TASK DIRECTIONS: Find how many lines contain the word "背诵训练" and state that number alone.

--- Begin PROVIDED DATA ---

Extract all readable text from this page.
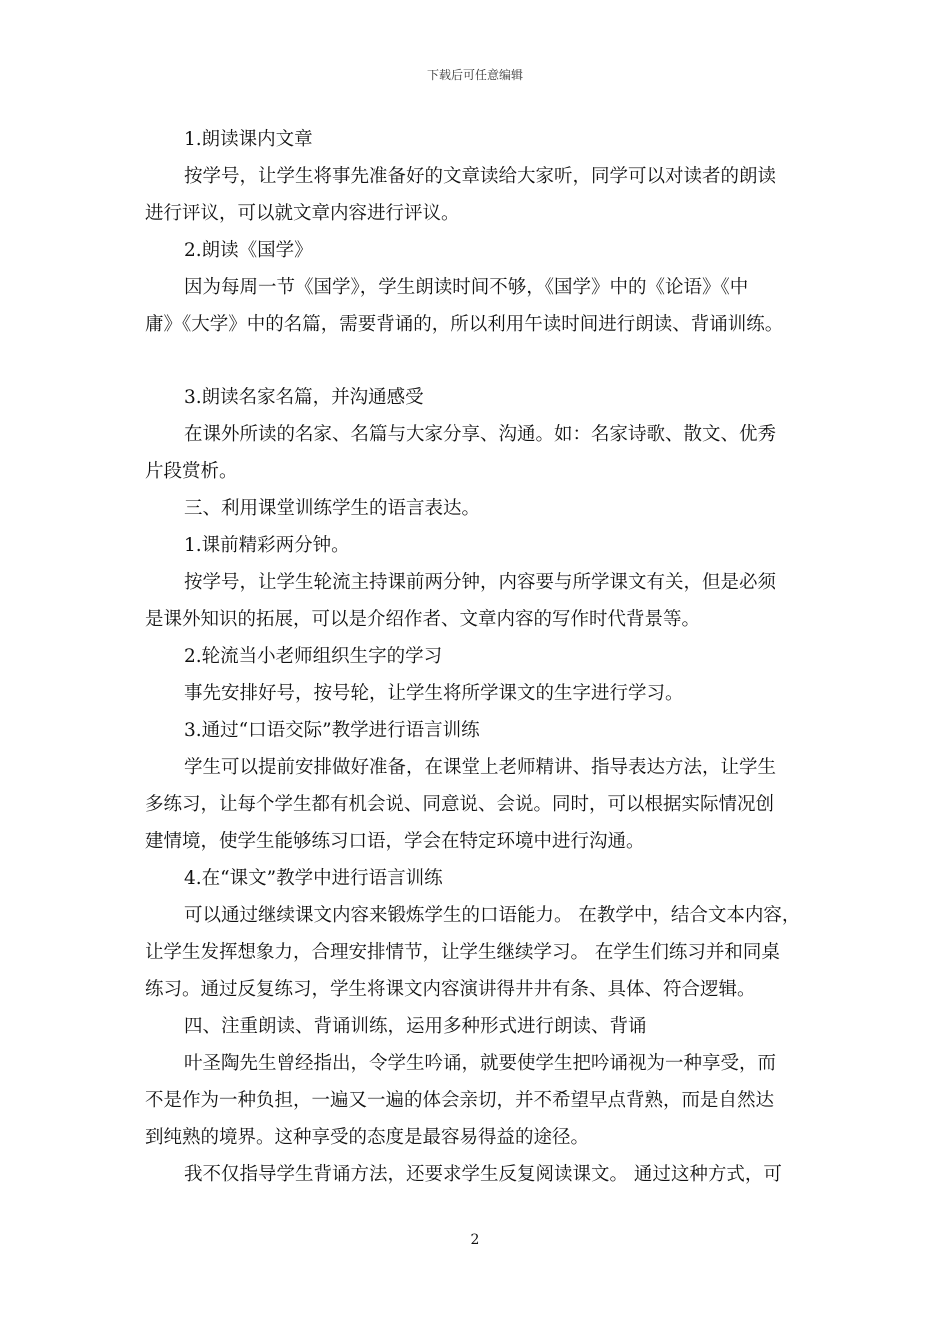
下载后可任意编辑
1.朗读课内文章
按学号，让学生将事先准备好的文章读给大家听，同学可以对读者的朗读
进行评议，可以就文章内容进行评议。
2.朗读《国学》
因为每周一节《国学》，学生朗读时间不够，《国学》中的《论语》《中
庸》《大学》中的名篇，需要背诵的，所以利用午读时间进行朗读、背诵训练。
3.朗读名家名篇，并沟通感受
在课外所读的名家、名篇与大家分享、沟通。如：名家诗歌、散文、优秀
片段赏析。
三、利用课堂训练学生的语言表达。
1.课前精彩两分钟。
按学号，让学生轮流主持课前两分钟，内容要与所学课文有关，但是必须
是课外知识的拓展，可以是介绍作者、文章内容的写作时代背景等。
2.轮流当小老师组织生字的学习
事先安排好号，按号轮，让学生将所学课文的生字进行学习。
3.通过“口语交际”教学进行语言训练
学生可以提前安排做好准备，在课堂上老师精讲、指导表达方法，让学生
多练习，让每个学生都有机会说、同意说、会说。同时，可以根据实际情况创
建情境，使学生能够练习口语，学会在特定环境中进行沟通。
4.在“课文”教学中进行语言训练
可以通过继续课文内容来锻炼学生的口语能力。 在教学中，结合文本内容，
让学生发挥想象力，合理安排情节，让学生继续学习。 在学生们练习并和同桌
练习。通过反复练习，学生将课文内容演讲得井井有条、具体、符合逻辑。
四、注重朗读、背诵训练，运用多种形式进行朗读、背诵
叶圣陶先生曾经指出，令学生吟诵，就要使学生把吟诵视为一种享受，而
不是作为一种负担，一遍又一遍的体会亲切，并不希望早点背熟，而是自然达
到纯熟的境界。这种享受的态度是最容易得益的途径。
我不仅指导学生背诵方法，还要求学生反复阅读课文。 通过这种方式，可
2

--- End PROVIDED DATA ---

RESPONSE BELOW: 2